Figure content listings:
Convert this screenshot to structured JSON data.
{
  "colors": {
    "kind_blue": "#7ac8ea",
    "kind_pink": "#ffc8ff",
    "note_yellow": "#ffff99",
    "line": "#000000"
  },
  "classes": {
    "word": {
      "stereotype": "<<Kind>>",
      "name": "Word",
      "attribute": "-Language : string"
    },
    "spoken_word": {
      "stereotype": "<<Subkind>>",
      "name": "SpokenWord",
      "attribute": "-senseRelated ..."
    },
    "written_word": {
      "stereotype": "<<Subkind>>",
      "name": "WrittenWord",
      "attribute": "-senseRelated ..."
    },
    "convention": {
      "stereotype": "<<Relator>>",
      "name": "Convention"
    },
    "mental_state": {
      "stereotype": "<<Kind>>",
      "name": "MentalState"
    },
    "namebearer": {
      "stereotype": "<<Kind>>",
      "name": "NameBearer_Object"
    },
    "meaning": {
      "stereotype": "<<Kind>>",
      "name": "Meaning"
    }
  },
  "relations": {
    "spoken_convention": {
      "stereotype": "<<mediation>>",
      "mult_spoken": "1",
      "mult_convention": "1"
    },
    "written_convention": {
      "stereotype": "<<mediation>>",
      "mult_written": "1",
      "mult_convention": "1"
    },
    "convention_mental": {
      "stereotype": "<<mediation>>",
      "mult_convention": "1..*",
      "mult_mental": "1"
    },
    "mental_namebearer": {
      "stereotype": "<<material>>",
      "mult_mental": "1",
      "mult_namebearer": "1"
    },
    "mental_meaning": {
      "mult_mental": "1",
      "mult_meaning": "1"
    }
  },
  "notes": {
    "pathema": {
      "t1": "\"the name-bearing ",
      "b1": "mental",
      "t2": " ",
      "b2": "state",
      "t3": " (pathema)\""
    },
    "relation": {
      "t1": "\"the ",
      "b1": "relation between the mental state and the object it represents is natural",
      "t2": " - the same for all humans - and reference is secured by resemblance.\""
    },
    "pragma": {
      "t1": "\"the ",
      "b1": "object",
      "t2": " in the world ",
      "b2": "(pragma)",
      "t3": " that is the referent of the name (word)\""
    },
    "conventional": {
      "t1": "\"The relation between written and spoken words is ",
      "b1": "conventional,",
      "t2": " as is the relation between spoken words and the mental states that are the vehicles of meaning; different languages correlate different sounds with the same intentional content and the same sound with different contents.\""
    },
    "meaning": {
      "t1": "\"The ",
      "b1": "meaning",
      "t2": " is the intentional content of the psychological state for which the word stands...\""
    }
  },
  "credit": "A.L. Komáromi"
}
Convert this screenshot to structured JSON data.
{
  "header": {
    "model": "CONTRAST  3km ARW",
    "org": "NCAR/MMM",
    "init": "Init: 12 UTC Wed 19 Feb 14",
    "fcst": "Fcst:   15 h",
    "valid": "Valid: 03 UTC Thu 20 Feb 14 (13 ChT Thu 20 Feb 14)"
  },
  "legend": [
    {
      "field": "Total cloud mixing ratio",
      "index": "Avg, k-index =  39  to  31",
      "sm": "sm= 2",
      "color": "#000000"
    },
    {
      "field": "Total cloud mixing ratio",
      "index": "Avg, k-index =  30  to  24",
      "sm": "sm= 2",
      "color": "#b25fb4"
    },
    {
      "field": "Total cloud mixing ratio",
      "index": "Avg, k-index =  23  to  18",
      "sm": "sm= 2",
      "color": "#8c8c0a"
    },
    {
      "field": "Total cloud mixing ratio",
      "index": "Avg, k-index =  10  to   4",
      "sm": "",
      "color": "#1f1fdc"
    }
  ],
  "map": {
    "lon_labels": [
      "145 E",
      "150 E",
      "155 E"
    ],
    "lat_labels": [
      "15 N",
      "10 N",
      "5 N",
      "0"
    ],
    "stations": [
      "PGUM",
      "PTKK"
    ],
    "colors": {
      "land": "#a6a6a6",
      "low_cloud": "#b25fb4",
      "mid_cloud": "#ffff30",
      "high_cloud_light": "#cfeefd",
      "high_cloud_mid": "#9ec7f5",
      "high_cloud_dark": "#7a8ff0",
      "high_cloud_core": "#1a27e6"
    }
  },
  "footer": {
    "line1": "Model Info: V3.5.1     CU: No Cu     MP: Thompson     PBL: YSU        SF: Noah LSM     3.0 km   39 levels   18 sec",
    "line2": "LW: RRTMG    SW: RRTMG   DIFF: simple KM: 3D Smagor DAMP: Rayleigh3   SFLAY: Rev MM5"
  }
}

Task to complete
Pick out every line holding the string "words" and return it.

Final result
      "t1": "\"The relation between written and spoken words is ",
      "t2": " as is the relation between spoken words and the mental states that are the vehicles of meaning; different languages correlate different sounds with the same intentional content and the same sound with different contents.\""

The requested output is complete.